* BEGIN Records for this task *

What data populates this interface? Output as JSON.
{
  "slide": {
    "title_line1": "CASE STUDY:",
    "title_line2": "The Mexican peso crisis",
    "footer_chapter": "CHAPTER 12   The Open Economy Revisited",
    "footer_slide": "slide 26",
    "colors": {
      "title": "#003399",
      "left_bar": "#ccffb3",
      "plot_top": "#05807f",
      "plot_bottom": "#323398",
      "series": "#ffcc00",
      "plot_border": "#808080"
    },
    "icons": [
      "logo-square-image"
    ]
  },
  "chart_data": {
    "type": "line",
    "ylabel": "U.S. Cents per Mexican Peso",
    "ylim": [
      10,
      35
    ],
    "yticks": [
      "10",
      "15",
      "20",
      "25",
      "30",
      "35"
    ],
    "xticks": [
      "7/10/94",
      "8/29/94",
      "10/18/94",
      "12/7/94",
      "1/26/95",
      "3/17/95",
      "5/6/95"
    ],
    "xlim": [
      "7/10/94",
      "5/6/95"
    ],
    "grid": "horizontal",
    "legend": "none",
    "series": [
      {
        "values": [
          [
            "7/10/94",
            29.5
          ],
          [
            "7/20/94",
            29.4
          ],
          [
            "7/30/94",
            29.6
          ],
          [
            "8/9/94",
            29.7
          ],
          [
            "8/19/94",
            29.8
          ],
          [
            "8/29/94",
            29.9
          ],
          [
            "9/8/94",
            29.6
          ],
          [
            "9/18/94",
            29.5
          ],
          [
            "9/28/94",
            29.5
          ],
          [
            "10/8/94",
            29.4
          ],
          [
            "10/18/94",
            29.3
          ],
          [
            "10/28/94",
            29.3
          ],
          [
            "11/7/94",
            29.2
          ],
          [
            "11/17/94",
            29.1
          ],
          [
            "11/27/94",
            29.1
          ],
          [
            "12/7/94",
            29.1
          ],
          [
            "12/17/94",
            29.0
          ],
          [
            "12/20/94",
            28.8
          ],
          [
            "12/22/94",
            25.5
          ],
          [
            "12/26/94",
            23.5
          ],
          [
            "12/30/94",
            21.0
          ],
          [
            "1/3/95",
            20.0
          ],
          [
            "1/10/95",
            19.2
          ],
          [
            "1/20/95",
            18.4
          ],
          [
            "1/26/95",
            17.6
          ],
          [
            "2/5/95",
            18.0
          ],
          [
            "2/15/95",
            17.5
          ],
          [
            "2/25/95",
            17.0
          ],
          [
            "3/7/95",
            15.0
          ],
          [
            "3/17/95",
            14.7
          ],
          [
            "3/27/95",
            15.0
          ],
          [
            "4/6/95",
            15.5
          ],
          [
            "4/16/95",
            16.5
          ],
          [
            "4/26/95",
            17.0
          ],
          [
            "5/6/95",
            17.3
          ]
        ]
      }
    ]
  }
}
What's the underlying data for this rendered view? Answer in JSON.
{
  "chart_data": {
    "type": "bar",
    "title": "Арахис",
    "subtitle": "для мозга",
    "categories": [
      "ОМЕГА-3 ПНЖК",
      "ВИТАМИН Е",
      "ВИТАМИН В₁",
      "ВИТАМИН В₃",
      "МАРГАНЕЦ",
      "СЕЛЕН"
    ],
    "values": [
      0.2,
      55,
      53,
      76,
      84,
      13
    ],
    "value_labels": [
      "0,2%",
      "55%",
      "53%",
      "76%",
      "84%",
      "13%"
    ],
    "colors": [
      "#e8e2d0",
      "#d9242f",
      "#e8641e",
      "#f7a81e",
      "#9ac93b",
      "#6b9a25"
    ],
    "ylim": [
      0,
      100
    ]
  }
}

* END Records for this task *

▸ **Exercise requirements**
Copy all the entries verbatim.

▸ **Solution below**
What data populates this interface? Output as JSON.
{
  "slide": {
    "title_line1": "CASE STUDY:",
    "title_line2": "The Mexican peso crisis",
    "footer_chapter": "CHAPTER 12   The Open Economy Revisited",
    "footer_slide": "slide 26",
    "colors": {
      "title": "#003399",
      "left_bar": "#ccffb3",
      "plot_top": "#05807f",
      "plot_bottom": "#323398",
      "series": "#ffcc00",
      "plot_border": "#808080"
    },
    "icons": [
      "logo-square-image"
    ]
  },
  "chart_data": {
    "type": "line",
    "ylabel": "U.S. Cents per Mexican Peso",
    "ylim": [
      10,
      35
    ],
    "yticks": [
      "10",
      "15",
      "20",
      "25",
      "30",
      "35"
    ],
    "xticks": [
      "7/10/94",
      "8/29/94",
      "10/18/94",
      "12/7/94",
      "1/26/95",
      "3/17/95",
      "5/6/95"
    ],
    "xlim": [
      "7/10/94",
      "5/6/95"
    ],
    "grid": "horizontal",
    "legend": "none",
    "series": [
      {
        "values": [
          [
            "7/10/94",
            29.5
          ],
          [
            "7/20/94",
            29.4
          ],
          [
            "7/30/94",
            29.6
          ],
          [
            "8/9/94",
            29.7
          ],
          [
            "8/19/94",
            29.8
          ],
          [
            "8/29/94",
            29.9
          ],
          [
            "9/8/94",
            29.6
          ],
          [
            "9/18/94",
            29.5
          ],
          [
            "9/28/94",
            29.5
          ],
          [
            "10/8/94",
            29.4
          ],
          [
            "10/18/94",
            29.3
          ],
          [
            "10/28/94",
            29.3
          ],
          [
            "11/7/94",
            29.2
          ],
          [
            "11/17/94",
            29.1
          ],
          [
            "11/27/94",
            29.1
          ],
          [
            "12/7/94",
            29.1
          ],
          [
            "12/17/94",
            29.0
          ],
          [
            "12/20/94",
            28.8
          ],
          [
            "12/22/94",
            25.5
          ],
          [
            "12/26/94",
            23.5
          ],
          [
            "12/30/94",
            21.0
          ],
          [
            "1/3/95",
            20.0
          ],
          [
            "1/10/95",
            19.2
          ],
          [
            "1/20/95",
            18.4
          ],
          [
            "1/26/95",
            17.6
          ],
          [
            "2/5/95",
            18.0
          ],
          [
            "2/15/95",
            17.5
          ],
          [
            "2/25/95",
            17.0
          ],
          [
            "3/7/95",
            15.0
          ],
          [
            "3/17/95",
            14.7
          ],
          [
            "3/27/95",
            15.0
          ],
          [
            "4/6/95",
            15.5
          ],
          [
            "4/16/95",
            16.5
          ],
          [
            "4/26/95",
            17.0
          ],
          [
            "5/6/95",
            17.3
          ]
        ]
      }
    ]
  }
}
What's the underlying data for this rendered view? Answer in JSON.
{
  "chart_data": {
    "type": "bar",
    "title": "Арахис",
    "subtitle": "для мозга",
    "categories": [
      "ОМЕГА-3 ПНЖК",
      "ВИТАМИН Е",
      "ВИТАМИН В₁",
      "ВИТАМИН В₃",
      "МАРГАНЕЦ",
      "СЕЛЕН"
    ],
    "values": [
      0.2,
      55,
      53,
      76,
      84,
      13
    ],
    "value_labels": [
      "0,2%",
      "55%",
      "53%",
      "76%",
      "84%",
      "13%"
    ],
    "colors": [
      "#e8e2d0",
      "#d9242f",
      "#e8641e",
      "#f7a81e",
      "#9ac93b",
      "#6b9a25"
    ],
    "ylim": [
      0,
      100
    ]
  }
}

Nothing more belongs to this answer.